## EXERCISE REQUIREMENTS:
- a) In the biography of Tennessee Williams, why did his fraternity brothers start calling him Tennessee?
- b) Please pick up the biography of Tennessee Williams after its final sentence and carry it forward.

## SELECTED TEXT:
About the author – Tennessee Williams
Cat on a Hot Tin Roof is one of Tennessee Williams’ most performed plays and won both a Pulitzer Prize and New York Drama Critics Circle Award. Below is a short biography for Tennessee Williams from our program for our production of The Glass Menagerie.
Tennessee Williams was born Thomas Lanier Williams in Colombus, Mississippi in 1911. He grew up with his parents and older sister Rose, in the house owned by his grandfather who was an Episcopal (Anglican) clergyman. In 1918, the family moved to St Louis and Tennessee’s younger brother Dakin was born. He became interested in writing at an early age and devoted most of his free time to it. He entered college during the Great Depression and it was there that his fraternity brothers gave him the name Tennessee because of his rich southern drawl. He left college after a couple of years to take up clerical work at the shoe company his father worked for and it was during this time that local theatre groups began producing his work. In 1937 he left St Louis to complete his studies in dramatic writing at the University of Iowa while working a variety of part time jobs. He was very close to his sister Rose who had a history of mental illness and had been diagnosed with schizophrenia. While Williams was in Iowa that year, a prefrontal lobotomy was performed on Rose with her parents consent. This left her unable to communicate for the rest of her life and the event greatly influenced Williams work.

## EXTRACTED DATA:
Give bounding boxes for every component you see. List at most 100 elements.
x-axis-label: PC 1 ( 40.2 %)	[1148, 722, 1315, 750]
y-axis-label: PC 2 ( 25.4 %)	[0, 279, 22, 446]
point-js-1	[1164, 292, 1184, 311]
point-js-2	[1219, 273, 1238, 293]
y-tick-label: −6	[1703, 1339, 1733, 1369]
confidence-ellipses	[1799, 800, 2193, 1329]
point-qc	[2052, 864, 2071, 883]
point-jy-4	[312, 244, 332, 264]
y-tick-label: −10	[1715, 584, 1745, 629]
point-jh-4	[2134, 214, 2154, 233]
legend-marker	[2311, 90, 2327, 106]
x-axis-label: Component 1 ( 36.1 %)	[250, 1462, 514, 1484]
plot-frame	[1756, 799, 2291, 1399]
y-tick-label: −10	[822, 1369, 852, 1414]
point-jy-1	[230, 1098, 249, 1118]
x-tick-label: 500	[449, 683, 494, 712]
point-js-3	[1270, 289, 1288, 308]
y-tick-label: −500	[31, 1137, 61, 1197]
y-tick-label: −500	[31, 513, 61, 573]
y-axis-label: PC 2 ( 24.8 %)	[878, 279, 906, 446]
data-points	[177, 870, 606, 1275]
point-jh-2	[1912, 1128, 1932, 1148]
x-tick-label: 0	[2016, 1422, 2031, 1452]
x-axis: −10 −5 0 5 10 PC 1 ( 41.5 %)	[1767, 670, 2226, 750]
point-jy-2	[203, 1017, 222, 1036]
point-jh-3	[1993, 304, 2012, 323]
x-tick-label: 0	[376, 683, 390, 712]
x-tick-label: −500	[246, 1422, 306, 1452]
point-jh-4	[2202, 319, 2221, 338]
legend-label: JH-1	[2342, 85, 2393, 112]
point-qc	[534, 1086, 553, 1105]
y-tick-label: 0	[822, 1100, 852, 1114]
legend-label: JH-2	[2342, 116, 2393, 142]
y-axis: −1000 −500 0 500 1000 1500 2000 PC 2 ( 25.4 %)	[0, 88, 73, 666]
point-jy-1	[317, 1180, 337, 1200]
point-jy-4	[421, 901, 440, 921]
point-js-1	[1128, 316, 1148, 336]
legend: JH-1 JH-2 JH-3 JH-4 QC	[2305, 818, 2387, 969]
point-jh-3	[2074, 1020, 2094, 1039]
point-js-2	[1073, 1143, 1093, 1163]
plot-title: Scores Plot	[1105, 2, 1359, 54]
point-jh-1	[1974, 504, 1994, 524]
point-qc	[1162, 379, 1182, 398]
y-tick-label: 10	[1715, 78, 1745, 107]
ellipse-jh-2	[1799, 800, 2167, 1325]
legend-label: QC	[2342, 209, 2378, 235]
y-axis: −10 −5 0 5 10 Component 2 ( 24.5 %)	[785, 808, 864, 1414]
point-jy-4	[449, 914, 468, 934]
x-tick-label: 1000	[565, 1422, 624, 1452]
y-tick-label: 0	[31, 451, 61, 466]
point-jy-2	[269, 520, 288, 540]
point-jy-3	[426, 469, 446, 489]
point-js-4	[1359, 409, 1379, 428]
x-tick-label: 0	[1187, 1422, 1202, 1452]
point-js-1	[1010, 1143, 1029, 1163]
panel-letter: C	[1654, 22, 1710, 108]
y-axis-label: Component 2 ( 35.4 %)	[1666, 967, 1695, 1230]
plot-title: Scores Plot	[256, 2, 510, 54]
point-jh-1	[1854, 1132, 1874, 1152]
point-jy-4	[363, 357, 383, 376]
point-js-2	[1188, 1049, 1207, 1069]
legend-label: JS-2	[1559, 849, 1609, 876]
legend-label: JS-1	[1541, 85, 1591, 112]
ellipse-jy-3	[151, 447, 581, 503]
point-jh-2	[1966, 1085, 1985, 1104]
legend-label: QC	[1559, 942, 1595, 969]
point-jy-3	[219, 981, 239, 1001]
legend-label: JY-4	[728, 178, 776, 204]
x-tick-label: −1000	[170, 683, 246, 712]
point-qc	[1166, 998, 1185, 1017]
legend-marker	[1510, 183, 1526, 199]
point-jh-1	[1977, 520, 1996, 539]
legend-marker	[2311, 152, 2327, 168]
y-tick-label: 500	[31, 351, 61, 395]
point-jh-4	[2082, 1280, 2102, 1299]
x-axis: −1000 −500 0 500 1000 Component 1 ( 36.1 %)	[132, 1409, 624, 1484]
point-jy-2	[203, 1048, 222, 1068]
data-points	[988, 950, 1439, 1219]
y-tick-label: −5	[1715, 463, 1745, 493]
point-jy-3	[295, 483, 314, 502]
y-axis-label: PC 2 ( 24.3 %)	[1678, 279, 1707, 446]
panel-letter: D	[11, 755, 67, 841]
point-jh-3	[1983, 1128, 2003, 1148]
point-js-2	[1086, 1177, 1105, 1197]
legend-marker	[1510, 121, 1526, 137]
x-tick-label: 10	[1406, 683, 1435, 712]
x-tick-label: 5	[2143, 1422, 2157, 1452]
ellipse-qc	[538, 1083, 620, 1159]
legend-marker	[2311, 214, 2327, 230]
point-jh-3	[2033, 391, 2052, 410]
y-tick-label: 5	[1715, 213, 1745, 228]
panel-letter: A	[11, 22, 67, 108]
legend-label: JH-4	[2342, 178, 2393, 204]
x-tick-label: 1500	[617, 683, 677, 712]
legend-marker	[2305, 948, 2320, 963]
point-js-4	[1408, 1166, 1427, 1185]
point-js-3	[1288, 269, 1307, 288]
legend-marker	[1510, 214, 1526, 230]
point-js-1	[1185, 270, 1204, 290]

## RESPONSES:
- a) Because of his rich southern drawl.

- b)
In Boston, 1940, Battle of Angels became his first professionally staged work but it closed after poor reviews and a censorship controversy. It was in 1945 that he achieved great success with The Glass Menagerie which was awarded the New York Drama Critics Circle Award for best play. He was awarded this prize on three more occasions for A Streetcar Named Desire (1947), Cat on a Hot Tin Roof (1955) and Night of the Iguana (1962). Other plays include The Rose Tattoo (1951), Camino Real (1953), Sweet Bird of Youth (1959), Period of Adjustment (1960), The Eccentricities of a Nightingale (1964) as well as other plays, prose and poetry. In 1957 he rewrote Battle of Angels as Orpheus Descending which received wide spread critical success.
His plays have been performed consistently all over the world for the past 50 years and have been transformed into films on numerous occasions with varying success. Most notable of these is A Streetcar Named Desire starring Marlon Brando and Vivien Leigh (1951). Williams was awarded the Pulitzer Prize for Drama on two occasions for A Streetcar Named Desire and Cat on a Hot Tin Roof. He died in 1983 at the age of 72.